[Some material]
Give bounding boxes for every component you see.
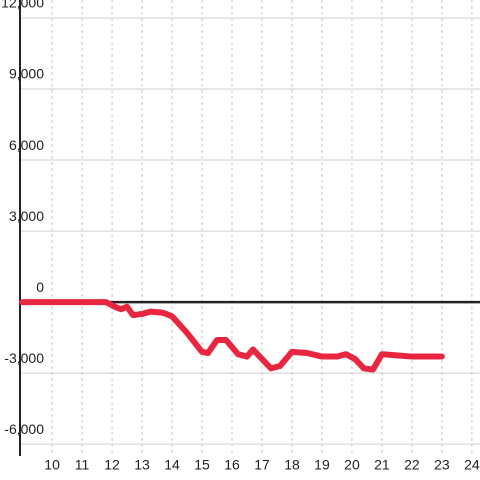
x-tick-label: 14	[164, 457, 180, 473]
x-tick-label: 16	[224, 457, 240, 473]
x-tick-label: 22	[404, 457, 420, 473]
y-tick-label: 12,000	[1, 0, 44, 11]
y-tick-label: 3,000	[9, 208, 44, 224]
x-tick-label: 23	[434, 457, 450, 473]
x-tick-label: 24	[464, 457, 480, 473]
x-tick-label: 19	[314, 457, 330, 473]
y-tick-label: 9,000	[9, 66, 44, 82]
y-tick-label: -6,000	[4, 421, 44, 437]
x-tick-label: 15	[194, 457, 210, 473]
data-line	[19, 299, 445, 373]
x-tick-label: 18	[284, 457, 300, 473]
x-tick-label: 17	[254, 457, 270, 473]
x-tick-label: 20	[344, 457, 360, 473]
y-tick-label: 0	[36, 279, 44, 295]
y-tick-label: -3,000	[4, 350, 44, 366]
y-tick-label: 6,000	[9, 137, 44, 153]
x-tick-label: 11	[75, 457, 90, 473]
x-tick-label: 10	[44, 457, 60, 473]
x-tick-label: 21	[374, 457, 390, 473]
x-tick-label: 13	[134, 457, 150, 473]
x-tick-label: 12	[104, 457, 120, 473]
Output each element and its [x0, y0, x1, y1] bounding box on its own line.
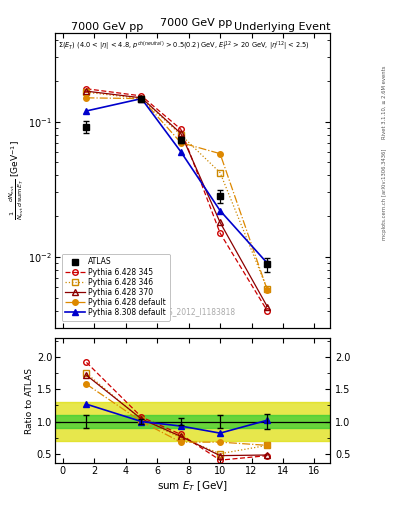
Bar — [55, 415, 330, 428]
Text: mcplots.cern.ch [arXiv:1306.3436]: mcplots.cern.ch [arXiv:1306.3436] — [382, 149, 387, 240]
Y-axis label: $\frac{1}{N_\mathrm{evt}} \frac{dN_\mathrm{evt}}{d\,\mathrm{sum}\,E_T}$ [GeV$^{-: $\frac{1}{N_\mathrm{evt}} \frac{dN_\math… — [7, 140, 26, 221]
Bar — [55, 402, 330, 441]
Text: 7000 GeV pp: 7000 GeV pp — [160, 18, 233, 28]
Text: Underlying Event: Underlying Event — [233, 22, 330, 32]
Legend: ATLAS, Pythia 6.428 345, Pythia 6.428 346, Pythia 6.428 370, Pythia 6.428 defaul: ATLAS, Pythia 6.428 345, Pythia 6.428 34… — [62, 253, 170, 321]
Text: $\Sigma(E_T)$ (4.0 < $|\eta|$ < 4.8, $p^{ch(neutral)}$ > 0.5(0.2) GeV, $E_T^{l12: $\Sigma(E_T)$ (4.0 < $|\eta|$ < 4.8, $p^… — [58, 39, 309, 52]
X-axis label: sum $E_T$ [GeV]: sum $E_T$ [GeV] — [157, 479, 228, 493]
Y-axis label: Ratio to ATLAS: Ratio to ATLAS — [25, 368, 34, 434]
Text: Rivet 3.1.10, ≥ 2.6M events: Rivet 3.1.10, ≥ 2.6M events — [382, 66, 387, 139]
Text: ATLAS_2012_I1183818: ATLAS_2012_I1183818 — [149, 307, 236, 316]
Text: 7000 GeV pp: 7000 GeV pp — [71, 22, 143, 32]
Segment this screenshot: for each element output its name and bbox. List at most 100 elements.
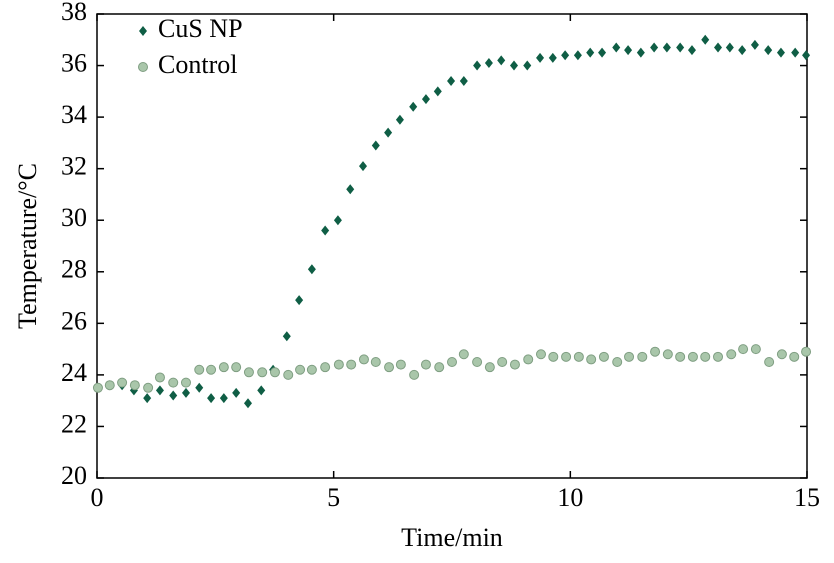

## Written request
Copy the material above line for line, word for word, and leave out the pictures.

## Solved problem
Give bounding boxes for every component you see.
x-tick-label: 14	[164, 457, 180, 473]
x-tick-label: 16	[224, 457, 240, 473]
x-tick-label: 22	[404, 457, 420, 473]
y-tick-label: 12,000	[1, 0, 44, 11]
y-tick-label: 3,000	[9, 208, 44, 224]
x-tick-label: 23	[434, 457, 450, 473]
x-tick-label: 24	[464, 457, 480, 473]
x-tick-label: 19	[314, 457, 330, 473]
y-tick-label: 9,000	[9, 66, 44, 82]
y-tick-label: -6,000	[4, 421, 44, 437]
x-tick-label: 15	[194, 457, 210, 473]
data-line	[19, 299, 445, 373]
x-tick-label: 18	[284, 457, 300, 473]
x-tick-label: 17	[254, 457, 270, 473]
x-tick-label: 20	[344, 457, 360, 473]
y-tick-label: 0	[36, 279, 44, 295]
y-tick-label: -3,000	[4, 350, 44, 366]
y-tick-label: 6,000	[9, 137, 44, 153]
x-tick-label: 11	[75, 457, 90, 473]
x-tick-label: 10	[44, 457, 60, 473]
x-tick-label: 21	[374, 457, 390, 473]
x-tick-label: 13	[134, 457, 150, 473]
x-tick-label: 12	[104, 457, 120, 473]
Output each element and its [x0, y0, x1, y1] bounding box on its own line.
Bar — [55, 415, 330, 428]
Text: mcplots.cern.ch [arXiv:1306.3436]: mcplots.cern.ch [arXiv:1306.3436] — [382, 149, 387, 240]
Y-axis label: $\frac{1}{N_\mathrm{evt}} \frac{dN_\mathrm{evt}}{d\,\mathrm{sum}\,E_T}$ [GeV$^{-: $\frac{1}{N_\mathrm{evt}} \frac{dN_\math… — [7, 140, 26, 221]
Bar — [55, 402, 330, 441]
Text: 7000 GeV pp: 7000 GeV pp — [160, 18, 233, 28]
Text: Underlying Event: Underlying Event — [233, 22, 330, 32]
Legend: ATLAS, Pythia 6.428 345, Pythia 6.428 346, Pythia 6.428 370, Pythia 6.428 defaul: ATLAS, Pythia 6.428 345, Pythia 6.428 34… — [62, 253, 170, 321]
Text: $\Sigma(E_T)$ (4.0 < $|\eta|$ < 4.8, $p^{ch(neutral)}$ > 0.5(0.2) GeV, $E_T^{l12: $\Sigma(E_T)$ (4.0 < $|\eta|$ < 4.8, $p^… — [58, 39, 309, 52]
X-axis label: sum $E_T$ [GeV]: sum $E_T$ [GeV] — [157, 479, 228, 493]
Y-axis label: Ratio to ATLAS: Ratio to ATLAS — [25, 368, 34, 434]
Text: Rivet 3.1.10, ≥ 2.6M events: Rivet 3.1.10, ≥ 2.6M events — [382, 66, 387, 139]
Text: ATLAS_2012_I1183818: ATLAS_2012_I1183818 — [149, 307, 236, 316]
Text: 7000 GeV pp: 7000 GeV pp — [71, 22, 143, 32]
Segment this screenshot: for each element output its name and bbox. List at most 100 elements.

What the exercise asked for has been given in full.